Saved entries
***
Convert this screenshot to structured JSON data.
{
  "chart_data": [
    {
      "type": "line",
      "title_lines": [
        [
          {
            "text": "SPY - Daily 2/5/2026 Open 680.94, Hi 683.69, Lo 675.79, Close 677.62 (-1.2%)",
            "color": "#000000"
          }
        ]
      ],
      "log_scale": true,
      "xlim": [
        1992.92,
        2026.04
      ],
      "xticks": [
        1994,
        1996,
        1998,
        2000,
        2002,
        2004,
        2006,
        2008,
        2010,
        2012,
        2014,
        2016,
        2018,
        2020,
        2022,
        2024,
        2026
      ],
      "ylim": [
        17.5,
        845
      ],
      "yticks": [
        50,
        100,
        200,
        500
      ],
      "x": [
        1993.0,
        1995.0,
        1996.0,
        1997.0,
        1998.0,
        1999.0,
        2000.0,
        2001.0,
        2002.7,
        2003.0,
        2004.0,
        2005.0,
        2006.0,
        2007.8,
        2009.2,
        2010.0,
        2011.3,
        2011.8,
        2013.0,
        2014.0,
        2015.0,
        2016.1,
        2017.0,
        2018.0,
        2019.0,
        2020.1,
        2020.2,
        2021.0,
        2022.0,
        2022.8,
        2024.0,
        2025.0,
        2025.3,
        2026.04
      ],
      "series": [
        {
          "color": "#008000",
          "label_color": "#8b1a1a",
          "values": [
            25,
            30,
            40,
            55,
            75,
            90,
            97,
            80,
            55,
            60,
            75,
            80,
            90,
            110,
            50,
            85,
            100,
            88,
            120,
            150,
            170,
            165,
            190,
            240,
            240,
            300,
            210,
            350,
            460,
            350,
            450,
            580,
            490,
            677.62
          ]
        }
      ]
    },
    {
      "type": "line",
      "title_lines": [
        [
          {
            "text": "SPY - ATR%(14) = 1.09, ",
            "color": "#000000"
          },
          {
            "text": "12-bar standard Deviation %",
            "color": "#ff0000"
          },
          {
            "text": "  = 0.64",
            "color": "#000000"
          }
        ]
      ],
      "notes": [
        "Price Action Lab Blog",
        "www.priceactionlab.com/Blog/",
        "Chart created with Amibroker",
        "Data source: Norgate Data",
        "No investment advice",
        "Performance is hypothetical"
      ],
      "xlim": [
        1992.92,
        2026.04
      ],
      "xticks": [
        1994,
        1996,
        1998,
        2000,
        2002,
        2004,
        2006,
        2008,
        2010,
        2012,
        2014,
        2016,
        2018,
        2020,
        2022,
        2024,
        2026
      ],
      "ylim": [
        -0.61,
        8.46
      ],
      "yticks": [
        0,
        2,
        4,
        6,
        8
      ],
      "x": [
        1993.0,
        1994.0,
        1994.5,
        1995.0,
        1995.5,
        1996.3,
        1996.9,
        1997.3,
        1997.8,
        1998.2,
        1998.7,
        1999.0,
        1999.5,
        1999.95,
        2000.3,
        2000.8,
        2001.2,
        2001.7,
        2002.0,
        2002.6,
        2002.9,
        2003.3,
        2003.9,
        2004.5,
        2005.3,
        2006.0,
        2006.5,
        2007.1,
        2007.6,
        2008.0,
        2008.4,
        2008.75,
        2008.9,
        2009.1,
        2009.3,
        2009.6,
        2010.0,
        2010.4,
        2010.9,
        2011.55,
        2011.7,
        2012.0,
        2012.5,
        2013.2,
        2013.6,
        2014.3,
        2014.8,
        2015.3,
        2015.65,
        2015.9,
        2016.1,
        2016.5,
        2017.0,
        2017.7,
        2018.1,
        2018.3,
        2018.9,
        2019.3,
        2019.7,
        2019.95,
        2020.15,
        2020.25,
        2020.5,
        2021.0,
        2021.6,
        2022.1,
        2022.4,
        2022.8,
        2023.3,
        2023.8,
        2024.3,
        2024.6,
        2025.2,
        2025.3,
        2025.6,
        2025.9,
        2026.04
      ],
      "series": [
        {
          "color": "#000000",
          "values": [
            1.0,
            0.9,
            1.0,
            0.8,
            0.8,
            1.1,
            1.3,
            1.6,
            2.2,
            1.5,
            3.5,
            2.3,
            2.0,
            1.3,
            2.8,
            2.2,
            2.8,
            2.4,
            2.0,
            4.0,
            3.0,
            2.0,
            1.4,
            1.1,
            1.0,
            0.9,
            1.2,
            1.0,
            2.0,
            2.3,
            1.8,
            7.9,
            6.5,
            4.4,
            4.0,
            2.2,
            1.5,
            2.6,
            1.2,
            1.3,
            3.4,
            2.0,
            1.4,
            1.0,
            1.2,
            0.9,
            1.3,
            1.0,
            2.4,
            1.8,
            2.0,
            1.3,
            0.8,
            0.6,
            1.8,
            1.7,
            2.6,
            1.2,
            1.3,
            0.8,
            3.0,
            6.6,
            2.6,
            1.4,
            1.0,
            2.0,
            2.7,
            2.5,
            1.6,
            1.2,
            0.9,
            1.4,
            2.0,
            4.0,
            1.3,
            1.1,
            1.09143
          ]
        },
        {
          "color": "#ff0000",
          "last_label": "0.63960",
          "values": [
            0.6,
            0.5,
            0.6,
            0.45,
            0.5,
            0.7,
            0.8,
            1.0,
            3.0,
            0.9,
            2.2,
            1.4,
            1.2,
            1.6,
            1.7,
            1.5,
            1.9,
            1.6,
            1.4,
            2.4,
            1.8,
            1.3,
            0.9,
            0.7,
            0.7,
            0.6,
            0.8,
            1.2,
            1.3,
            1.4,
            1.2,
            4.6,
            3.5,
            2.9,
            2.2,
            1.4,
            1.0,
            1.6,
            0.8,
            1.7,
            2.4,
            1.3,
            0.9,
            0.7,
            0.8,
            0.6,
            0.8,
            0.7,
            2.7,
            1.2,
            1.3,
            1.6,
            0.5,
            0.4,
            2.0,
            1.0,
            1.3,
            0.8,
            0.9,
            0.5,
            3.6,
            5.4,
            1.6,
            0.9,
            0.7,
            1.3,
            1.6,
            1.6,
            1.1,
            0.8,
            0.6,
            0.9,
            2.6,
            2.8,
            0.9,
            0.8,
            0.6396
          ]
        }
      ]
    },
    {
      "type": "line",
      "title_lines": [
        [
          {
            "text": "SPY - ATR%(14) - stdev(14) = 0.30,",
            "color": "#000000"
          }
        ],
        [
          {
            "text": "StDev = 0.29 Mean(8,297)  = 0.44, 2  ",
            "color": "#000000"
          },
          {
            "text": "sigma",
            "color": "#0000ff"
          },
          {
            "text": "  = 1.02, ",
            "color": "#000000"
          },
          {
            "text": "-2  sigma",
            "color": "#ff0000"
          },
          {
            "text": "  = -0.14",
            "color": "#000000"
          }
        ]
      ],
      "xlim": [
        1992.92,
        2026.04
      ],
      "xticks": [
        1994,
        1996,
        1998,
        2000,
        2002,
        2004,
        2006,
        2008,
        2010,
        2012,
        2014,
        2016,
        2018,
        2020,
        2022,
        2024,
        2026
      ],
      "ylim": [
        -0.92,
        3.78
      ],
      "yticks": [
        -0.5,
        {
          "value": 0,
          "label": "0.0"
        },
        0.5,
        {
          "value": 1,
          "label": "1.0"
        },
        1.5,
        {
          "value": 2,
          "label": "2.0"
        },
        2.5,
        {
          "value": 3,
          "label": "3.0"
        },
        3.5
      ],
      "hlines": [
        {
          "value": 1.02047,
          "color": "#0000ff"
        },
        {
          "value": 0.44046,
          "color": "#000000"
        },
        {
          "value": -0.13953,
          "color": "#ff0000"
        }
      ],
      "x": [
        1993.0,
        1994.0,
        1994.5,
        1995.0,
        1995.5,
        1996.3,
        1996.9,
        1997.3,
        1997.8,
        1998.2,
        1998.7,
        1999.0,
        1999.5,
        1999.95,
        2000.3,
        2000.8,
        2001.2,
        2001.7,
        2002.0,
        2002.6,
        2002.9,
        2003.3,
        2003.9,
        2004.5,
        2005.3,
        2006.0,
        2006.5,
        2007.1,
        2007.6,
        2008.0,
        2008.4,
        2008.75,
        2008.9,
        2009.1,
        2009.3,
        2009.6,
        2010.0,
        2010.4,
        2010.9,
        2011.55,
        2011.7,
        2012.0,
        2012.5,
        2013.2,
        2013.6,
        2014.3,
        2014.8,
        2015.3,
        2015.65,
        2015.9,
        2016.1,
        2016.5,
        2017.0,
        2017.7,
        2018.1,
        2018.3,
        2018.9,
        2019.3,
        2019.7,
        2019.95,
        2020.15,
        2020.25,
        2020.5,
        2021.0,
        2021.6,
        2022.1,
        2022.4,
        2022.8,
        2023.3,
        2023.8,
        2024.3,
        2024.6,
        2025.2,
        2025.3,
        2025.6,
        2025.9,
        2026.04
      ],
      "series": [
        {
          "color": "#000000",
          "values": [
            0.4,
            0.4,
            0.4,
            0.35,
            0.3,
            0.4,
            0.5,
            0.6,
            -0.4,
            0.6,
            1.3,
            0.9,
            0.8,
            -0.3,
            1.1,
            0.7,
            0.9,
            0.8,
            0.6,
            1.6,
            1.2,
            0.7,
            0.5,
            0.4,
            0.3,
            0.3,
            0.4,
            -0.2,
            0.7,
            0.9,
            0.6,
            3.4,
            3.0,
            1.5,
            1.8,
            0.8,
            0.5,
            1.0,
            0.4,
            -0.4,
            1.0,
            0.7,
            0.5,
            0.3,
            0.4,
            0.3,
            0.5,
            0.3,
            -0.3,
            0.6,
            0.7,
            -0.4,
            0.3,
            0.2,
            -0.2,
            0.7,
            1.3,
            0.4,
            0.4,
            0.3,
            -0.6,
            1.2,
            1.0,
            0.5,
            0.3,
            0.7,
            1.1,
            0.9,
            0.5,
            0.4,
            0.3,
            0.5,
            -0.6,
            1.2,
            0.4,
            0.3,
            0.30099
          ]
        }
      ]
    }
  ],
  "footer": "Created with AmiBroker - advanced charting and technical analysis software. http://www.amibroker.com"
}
***
§ Aim of the task
State the number of lines above that hold the string "Blog", with nothing added.

§ Reply
2